GIVEN INSTRUCTION:
Reproduce all of the listing below without alteration.

SUPPLIED INFORMATION:
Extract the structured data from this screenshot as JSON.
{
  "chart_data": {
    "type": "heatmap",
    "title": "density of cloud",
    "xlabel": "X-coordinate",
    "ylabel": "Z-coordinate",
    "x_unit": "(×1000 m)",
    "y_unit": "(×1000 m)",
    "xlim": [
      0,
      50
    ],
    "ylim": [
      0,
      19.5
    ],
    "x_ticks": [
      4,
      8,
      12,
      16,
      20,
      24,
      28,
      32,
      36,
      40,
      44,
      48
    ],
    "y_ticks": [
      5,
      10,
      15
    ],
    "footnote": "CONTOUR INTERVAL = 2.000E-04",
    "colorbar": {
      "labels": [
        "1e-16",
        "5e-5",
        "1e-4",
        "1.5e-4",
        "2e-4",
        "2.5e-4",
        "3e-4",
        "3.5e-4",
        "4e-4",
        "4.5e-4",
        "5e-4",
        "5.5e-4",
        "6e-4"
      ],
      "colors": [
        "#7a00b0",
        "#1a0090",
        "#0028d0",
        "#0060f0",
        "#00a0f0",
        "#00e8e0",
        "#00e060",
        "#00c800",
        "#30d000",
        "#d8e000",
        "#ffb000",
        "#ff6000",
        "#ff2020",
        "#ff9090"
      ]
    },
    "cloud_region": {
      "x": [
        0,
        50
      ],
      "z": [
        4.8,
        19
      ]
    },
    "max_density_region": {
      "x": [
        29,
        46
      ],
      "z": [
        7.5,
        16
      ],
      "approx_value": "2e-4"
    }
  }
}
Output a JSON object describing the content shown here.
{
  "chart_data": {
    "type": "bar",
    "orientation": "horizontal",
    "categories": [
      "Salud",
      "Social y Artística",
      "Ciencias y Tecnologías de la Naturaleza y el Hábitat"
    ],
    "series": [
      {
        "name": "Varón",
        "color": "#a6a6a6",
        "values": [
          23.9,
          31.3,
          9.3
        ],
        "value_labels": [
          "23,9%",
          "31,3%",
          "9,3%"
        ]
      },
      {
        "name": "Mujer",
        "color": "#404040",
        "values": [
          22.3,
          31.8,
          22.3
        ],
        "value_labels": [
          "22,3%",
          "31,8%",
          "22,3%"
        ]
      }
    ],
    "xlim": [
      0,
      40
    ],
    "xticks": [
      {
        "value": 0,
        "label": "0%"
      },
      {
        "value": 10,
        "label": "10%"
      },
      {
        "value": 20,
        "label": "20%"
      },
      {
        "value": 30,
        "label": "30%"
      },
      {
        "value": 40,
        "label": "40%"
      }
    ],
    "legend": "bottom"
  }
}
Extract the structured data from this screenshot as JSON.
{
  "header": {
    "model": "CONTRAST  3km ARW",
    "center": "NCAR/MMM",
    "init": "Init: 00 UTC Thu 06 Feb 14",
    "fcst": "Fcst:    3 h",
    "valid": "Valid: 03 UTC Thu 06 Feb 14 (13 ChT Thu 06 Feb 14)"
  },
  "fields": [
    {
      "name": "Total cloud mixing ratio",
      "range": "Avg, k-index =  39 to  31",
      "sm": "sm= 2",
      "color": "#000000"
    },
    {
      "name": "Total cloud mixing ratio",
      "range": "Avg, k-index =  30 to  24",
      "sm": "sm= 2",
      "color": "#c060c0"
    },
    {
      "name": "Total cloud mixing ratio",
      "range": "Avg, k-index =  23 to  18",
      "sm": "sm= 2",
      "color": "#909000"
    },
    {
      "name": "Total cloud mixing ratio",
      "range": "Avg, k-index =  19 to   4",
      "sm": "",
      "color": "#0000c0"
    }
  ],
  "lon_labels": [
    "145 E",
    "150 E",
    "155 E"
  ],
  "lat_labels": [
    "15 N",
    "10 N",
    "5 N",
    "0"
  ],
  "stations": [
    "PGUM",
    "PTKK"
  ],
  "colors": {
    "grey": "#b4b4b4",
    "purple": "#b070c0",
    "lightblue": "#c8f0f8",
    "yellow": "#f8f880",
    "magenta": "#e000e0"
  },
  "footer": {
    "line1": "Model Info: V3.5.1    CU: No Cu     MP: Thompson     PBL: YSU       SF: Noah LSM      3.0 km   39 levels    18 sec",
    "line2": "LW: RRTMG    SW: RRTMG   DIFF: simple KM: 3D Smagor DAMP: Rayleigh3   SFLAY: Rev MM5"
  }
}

EXERCISE RESULT:
Extract the structured data from this screenshot as JSON.
{
  "chart_data": {
    "type": "heatmap",
    "title": "density of cloud",
    "xlabel": "X-coordinate",
    "ylabel": "Z-coordinate",
    "x_unit": "(×1000 m)",
    "y_unit": "(×1000 m)",
    "xlim": [
      0,
      50
    ],
    "ylim": [
      0,
      19.5
    ],
    "x_ticks": [
      4,
      8,
      12,
      16,
      20,
      24,
      28,
      32,
      36,
      40,
      44,
      48
    ],
    "y_ticks": [
      5,
      10,
      15
    ],
    "footnote": "CONTOUR INTERVAL = 2.000E-04",
    "colorbar": {
      "labels": [
        "1e-16",
        "5e-5",
        "1e-4",
        "1.5e-4",
        "2e-4",
        "2.5e-4",
        "3e-4",
        "3.5e-4",
        "4e-4",
        "4.5e-4",
        "5e-4",
        "5.5e-4",
        "6e-4"
      ],
      "colors": [
        "#7a00b0",
        "#1a0090",
        "#0028d0",
        "#0060f0",
        "#00a0f0",
        "#00e8e0",
        "#00e060",
        "#00c800",
        "#30d000",
        "#d8e000",
        "#ffb000",
        "#ff6000",
        "#ff2020",
        "#ff9090"
      ]
    },
    "cloud_region": {
      "x": [
        0,
        50
      ],
      "z": [
        4.8,
        19
      ]
    },
    "max_density_region": {
      "x": [
        29,
        46
      ],
      "z": [
        7.5,
        16
      ],
      "approx_value": "2e-4"
    }
  }
}
Output a JSON object describing the content shown here.
{
  "chart_data": {
    "type": "bar",
    "orientation": "horizontal",
    "categories": [
      "Salud",
      "Social y Artística",
      "Ciencias y Tecnologías de la Naturaleza y el Hábitat"
    ],
    "series": [
      {
        "name": "Varón",
        "color": "#a6a6a6",
        "values": [
          23.9,
          31.3,
          9.3
        ],
        "value_labels": [
          "23,9%",
          "31,3%",
          "9,3%"
        ]
      },
      {
        "name": "Mujer",
        "color": "#404040",
        "values": [
          22.3,
          31.8,
          22.3
        ],
        "value_labels": [
          "22,3%",
          "31,8%",
          "22,3%"
        ]
      }
    ],
    "xlim": [
      0,
      40
    ],
    "xticks": [
      {
        "value": 0,
        "label": "0%"
      },
      {
        "value": 10,
        "label": "10%"
      },
      {
        "value": 20,
        "label": "20%"
      },
      {
        "value": 30,
        "label": "30%"
      },
      {
        "value": 40,
        "label": "40%"
      }
    ],
    "legend": "bottom"
  }
}
Extract the structured data from this screenshot as JSON.
{
  "header": {
    "model": "CONTRAST  3km ARW",
    "center": "NCAR/MMM",
    "init": "Init: 00 UTC Thu 06 Feb 14",
    "fcst": "Fcst:    3 h",
    "valid": "Valid: 03 UTC Thu 06 Feb 14 (13 ChT Thu 06 Feb 14)"
  },
  "fields": [
    {
      "name": "Total cloud mixing ratio",
      "range": "Avg, k-index =  39 to  31",
      "sm": "sm= 2",
      "color": "#000000"
    },
    {
      "name": "Total cloud mixing ratio",
      "range": "Avg, k-index =  30 to  24",
      "sm": "sm= 2",
      "color": "#c060c0"
    },
    {
      "name": "Total cloud mixing ratio",
      "range": "Avg, k-index =  23 to  18",
      "sm": "sm= 2",
      "color": "#909000"
    },
    {
      "name": "Total cloud mixing ratio",
      "range": "Avg, k-index =  19 to   4",
      "sm": "",
      "color": "#0000c0"
    }
  ],
  "lon_labels": [
    "145 E",
    "150 E",
    "155 E"
  ],
  "lat_labels": [
    "15 N",
    "10 N",
    "5 N",
    "0"
  ],
  "stations": [
    "PGUM",
    "PTKK"
  ],
  "colors": {
    "grey": "#b4b4b4",
    "purple": "#b070c0",
    "lightblue": "#c8f0f8",
    "yellow": "#f8f880",
    "magenta": "#e000e0"
  },
  "footer": {
    "line1": "Model Info: V3.5.1    CU: No Cu     MP: Thompson     PBL: YSU       SF: Noah LSM      3.0 km   39 levels    18 sec",
    "line2": "LW: RRTMG    SW: RRTMG   DIFF: simple KM: 3D Smagor DAMP: Rayleigh3   SFLAY: Rev MM5"
  }
}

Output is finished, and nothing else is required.